“Eu quero trabalhar com honra, com dignidade. Não vou prender trabalhador”, disse PM abatido na Bahia

Policial Militar Wesley Góes que foi abatido por colegas no Farol da Barra no último domingo, 28


Na manhã desta segunda-feira, 29, o Brasil amanheceu horrorizado com a morte do policial militar Wesley Góes, baleado e morto por colegas em frente ao Farol da Barra, na cidade de Salvador.

O policial baiano chegou ao local por volta das 14h20 deste domingo. Em seguida, ele desceu do veículo em que se encontrava, pintou o rosto de verde e amarelo, e começou a efetuar disparos para o alto e gritar palavras de ordem.

“Eu quero trabalhar com honra, com dignidade. Eu não vou mais prender trabalhador, não entrei na polícia para prender pai de família. Quero trabalhar com dignidade, porque sou policial militar da Bahia” — disse o  soldado, que horas depois viria a ser alvejado.

________

● **EXERCÍCIOS A RESOLVER**
A - Indique se cada afirmação concorda com o texto sobre a morte do policial Wesley Góes, respondendo sim ou não e citando as palavras do texto que decidem a questão: (i) o policial chegou ao Farol da Barra por volta das 14h20 do domingo; (ii) o policial pintou o rosto de azul e branco; (iii) o policial foi morto por criminosos.
B - Resuma em duas frases o texto sobre a morte do policial Wesley Góes.
C - Retome o texto sobre a morte do policial Wesley Góes e continue-o a partir da última frase apresentada.

________

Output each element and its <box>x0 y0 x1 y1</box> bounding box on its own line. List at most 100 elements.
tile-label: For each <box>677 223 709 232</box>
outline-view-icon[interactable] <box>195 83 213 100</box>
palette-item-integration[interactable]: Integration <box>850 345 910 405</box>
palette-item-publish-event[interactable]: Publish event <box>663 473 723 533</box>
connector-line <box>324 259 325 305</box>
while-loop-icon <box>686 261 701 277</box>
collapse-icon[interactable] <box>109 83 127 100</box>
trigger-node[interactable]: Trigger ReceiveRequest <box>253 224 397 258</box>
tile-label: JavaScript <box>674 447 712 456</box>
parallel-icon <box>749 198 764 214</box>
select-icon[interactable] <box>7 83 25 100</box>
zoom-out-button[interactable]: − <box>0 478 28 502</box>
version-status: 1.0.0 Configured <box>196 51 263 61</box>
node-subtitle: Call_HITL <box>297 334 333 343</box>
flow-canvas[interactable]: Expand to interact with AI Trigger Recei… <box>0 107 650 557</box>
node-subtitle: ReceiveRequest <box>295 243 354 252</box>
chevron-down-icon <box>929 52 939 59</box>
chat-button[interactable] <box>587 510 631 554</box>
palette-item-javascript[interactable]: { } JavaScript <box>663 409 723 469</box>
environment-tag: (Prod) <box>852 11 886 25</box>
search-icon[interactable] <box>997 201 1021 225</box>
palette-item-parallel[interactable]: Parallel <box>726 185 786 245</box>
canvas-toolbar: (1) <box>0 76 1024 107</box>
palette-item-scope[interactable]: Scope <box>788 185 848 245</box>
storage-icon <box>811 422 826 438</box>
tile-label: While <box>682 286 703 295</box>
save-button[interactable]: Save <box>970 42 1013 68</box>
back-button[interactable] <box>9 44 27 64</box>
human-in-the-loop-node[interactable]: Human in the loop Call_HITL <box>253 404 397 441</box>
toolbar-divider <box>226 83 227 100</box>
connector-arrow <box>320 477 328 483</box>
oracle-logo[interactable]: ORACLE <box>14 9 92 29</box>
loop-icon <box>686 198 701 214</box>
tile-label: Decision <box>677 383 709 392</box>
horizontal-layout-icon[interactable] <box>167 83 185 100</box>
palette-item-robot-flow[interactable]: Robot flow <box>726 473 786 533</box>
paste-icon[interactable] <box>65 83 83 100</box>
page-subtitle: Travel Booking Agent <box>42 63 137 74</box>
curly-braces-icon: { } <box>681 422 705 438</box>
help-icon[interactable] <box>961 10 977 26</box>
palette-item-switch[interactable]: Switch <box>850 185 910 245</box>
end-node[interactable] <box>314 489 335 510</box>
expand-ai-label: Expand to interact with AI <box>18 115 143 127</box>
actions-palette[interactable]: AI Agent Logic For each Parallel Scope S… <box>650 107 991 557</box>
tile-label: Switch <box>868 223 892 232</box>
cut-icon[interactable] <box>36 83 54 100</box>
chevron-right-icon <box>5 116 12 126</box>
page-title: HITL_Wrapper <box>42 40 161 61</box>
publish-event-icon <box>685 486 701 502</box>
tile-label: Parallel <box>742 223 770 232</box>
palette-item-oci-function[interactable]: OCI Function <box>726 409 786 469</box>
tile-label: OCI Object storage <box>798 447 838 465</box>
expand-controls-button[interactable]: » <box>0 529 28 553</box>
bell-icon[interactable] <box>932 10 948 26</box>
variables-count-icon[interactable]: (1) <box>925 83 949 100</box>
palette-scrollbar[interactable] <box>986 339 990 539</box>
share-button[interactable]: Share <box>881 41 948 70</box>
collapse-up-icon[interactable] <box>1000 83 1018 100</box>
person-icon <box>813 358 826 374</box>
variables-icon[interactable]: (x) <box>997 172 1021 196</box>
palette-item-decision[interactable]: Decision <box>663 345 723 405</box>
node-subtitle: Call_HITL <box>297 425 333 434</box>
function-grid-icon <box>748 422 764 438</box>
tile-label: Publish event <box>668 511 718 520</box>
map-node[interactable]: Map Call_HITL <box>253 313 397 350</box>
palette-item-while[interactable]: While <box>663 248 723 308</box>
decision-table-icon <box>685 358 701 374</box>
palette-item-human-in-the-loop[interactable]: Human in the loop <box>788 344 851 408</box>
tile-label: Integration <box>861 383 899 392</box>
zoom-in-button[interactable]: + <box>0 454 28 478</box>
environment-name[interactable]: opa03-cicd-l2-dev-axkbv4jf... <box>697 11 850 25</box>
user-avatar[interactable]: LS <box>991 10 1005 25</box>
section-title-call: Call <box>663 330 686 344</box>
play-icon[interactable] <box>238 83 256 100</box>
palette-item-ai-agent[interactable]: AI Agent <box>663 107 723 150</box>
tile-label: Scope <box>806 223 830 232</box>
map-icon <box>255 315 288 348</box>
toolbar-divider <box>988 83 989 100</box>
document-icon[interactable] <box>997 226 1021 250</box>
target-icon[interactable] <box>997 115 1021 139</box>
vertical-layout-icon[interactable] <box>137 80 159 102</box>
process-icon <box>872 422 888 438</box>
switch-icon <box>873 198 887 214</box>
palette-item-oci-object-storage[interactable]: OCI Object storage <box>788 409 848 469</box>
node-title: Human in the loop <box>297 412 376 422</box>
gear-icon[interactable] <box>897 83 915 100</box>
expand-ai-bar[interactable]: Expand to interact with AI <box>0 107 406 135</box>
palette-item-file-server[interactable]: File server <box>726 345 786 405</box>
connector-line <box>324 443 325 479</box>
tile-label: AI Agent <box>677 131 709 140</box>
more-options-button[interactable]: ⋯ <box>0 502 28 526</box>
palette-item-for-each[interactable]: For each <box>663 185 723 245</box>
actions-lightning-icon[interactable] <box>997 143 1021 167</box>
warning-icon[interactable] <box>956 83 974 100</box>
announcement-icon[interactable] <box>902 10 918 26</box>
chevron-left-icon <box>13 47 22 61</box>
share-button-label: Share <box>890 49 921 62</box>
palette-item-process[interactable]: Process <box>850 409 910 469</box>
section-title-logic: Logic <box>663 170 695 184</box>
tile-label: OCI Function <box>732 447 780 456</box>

________

● **RESPOSTAS POR EXERCÍCIO**
A -
(i) Sim: "O policial baiano chegou ao local por volta das 14h20 deste domingo."
(ii) Não: "pintou o rosto de verde e amarelo"
(iii) Não: "baleado e morto por colegas em frente ao Farol da Barra"

B - O policial militar Wesley Góes foi baleado e morto por colegas em frente ao Farol da Barra, em Salvador, no domingo. Antes disso, ele pintou o rosto de verde e amarelo, fez disparos para o alto e gritou que queria trabalhar com dignidade e não prenderia mais trabalhador.

C -
Parte da imprensa e até a própria Polícia Militar da Bahia estão tratando o caso como um “surto psicótico”. No entanto, alguns pontos importantes necessitam serem tocados.

O primeiro deles é que Wesley Góes tinha 13 anos de corporação e era lotado há 4 anos na 72º Companhia Independente de Policia Militar de Itacaré, no sul da Bahia. Portanto, tratava-se de um militar experiente.

O segundo ponto é que Wesley viajou mais de 250 km até o principal cartão postal da Bahia para realizar tal ato. Portanto, isso nos leva a concluir que ele queria visibilidade.

O terceiro ponto e o mais importante foram as palavras de ordem ditas pelo militar, as quais se contrapõe aos decretos estaduais impostos pelo governador Rui Costa, que há mais de um mês estão obrigando comerciantes de vários seguimentos a manterem suas portas fechadas, além de atingir em cheio outras atividades econômicas. Para garantir o cumprimento desses decretos do governador, a Polícia Militar vem sendo usada ostensivamente contra os trabalhadores.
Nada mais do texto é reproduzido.